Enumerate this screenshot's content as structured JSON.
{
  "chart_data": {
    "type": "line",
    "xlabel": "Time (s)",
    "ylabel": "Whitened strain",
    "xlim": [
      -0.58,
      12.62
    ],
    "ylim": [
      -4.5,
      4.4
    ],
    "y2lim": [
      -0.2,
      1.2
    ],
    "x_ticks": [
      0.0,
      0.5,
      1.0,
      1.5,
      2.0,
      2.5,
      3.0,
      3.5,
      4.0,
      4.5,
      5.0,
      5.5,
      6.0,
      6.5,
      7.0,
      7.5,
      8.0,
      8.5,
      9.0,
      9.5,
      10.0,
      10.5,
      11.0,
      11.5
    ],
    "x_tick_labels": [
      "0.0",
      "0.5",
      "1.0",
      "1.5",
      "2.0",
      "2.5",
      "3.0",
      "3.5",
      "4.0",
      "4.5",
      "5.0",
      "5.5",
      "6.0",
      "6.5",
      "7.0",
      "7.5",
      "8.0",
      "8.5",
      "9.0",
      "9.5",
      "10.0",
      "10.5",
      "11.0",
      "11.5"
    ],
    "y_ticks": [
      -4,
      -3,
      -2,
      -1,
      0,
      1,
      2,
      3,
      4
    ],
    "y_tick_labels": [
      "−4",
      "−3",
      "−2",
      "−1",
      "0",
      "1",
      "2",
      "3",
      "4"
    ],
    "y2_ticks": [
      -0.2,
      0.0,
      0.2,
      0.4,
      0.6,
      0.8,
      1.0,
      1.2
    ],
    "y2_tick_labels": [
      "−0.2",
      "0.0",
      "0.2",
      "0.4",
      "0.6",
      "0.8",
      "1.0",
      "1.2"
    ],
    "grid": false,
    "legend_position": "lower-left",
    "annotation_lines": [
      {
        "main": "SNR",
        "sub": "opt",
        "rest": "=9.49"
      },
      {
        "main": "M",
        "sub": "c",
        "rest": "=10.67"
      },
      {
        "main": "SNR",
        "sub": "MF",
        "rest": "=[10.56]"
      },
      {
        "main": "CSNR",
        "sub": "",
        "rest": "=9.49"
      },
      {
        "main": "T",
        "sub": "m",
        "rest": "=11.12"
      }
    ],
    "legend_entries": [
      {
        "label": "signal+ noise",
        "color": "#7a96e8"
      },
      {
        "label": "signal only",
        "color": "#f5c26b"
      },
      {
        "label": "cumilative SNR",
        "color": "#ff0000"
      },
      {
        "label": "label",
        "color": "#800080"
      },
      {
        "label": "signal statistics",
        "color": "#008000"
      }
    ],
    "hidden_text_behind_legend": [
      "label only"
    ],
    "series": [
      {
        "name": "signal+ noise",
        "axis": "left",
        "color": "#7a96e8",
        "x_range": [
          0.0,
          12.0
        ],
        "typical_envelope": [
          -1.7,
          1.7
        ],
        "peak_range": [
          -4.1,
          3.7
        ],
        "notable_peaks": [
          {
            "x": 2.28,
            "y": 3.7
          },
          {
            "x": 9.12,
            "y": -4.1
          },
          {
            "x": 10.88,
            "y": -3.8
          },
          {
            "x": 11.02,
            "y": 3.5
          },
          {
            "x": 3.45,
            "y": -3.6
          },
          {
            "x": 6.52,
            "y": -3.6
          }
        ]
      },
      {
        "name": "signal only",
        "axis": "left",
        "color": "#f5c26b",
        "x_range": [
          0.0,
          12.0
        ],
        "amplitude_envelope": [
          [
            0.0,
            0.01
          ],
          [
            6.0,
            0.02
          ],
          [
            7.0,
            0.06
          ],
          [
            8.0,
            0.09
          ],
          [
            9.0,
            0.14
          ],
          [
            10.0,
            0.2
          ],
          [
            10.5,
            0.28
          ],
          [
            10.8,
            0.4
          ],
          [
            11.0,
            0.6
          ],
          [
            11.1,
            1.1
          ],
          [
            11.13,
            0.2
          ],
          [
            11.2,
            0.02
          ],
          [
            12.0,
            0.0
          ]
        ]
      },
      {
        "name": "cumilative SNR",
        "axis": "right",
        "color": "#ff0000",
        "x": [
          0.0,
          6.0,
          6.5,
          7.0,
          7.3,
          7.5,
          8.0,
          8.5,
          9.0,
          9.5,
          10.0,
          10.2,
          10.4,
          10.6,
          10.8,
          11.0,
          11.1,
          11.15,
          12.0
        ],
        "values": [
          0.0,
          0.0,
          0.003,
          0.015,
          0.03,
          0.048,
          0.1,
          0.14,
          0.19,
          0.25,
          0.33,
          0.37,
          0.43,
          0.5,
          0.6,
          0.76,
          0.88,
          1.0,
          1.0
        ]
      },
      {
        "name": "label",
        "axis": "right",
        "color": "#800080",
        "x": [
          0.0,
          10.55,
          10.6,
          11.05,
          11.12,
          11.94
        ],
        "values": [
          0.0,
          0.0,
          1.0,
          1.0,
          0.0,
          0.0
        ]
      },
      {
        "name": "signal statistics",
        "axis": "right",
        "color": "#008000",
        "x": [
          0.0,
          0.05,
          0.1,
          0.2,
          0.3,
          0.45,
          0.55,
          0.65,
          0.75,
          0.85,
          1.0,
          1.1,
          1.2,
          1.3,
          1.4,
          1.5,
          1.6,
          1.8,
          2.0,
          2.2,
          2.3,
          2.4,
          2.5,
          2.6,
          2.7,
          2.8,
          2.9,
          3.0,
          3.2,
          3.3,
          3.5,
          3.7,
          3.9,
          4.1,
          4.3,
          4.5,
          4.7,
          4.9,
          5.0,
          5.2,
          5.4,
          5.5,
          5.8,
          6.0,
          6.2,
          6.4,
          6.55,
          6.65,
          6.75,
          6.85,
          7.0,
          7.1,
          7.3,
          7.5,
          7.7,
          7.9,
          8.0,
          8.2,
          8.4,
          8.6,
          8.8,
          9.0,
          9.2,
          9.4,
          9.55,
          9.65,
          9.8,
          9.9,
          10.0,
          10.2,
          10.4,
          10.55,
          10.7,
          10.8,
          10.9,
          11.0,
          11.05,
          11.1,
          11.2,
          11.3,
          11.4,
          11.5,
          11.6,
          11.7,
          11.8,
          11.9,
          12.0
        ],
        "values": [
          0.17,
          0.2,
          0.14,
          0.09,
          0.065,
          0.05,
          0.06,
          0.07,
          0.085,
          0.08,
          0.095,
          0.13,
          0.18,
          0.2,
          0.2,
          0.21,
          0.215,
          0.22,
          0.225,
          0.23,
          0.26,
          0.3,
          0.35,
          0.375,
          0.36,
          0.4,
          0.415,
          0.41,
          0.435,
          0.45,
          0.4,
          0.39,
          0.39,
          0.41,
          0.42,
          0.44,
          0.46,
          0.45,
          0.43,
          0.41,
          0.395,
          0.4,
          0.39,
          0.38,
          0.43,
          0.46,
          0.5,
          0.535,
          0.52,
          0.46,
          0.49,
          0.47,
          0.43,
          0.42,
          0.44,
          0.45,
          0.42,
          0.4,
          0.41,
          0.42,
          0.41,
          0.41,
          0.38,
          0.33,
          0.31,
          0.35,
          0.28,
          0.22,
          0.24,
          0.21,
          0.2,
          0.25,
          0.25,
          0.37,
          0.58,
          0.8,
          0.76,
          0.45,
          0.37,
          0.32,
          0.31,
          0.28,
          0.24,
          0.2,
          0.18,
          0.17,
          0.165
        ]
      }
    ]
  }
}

=== WORK TO DO ===
Take every line from the records above that has the word "only" and copy it.

=== COMPLETED TASK ===
        "label": "signal only",
      "label only"
        "name": "signal only",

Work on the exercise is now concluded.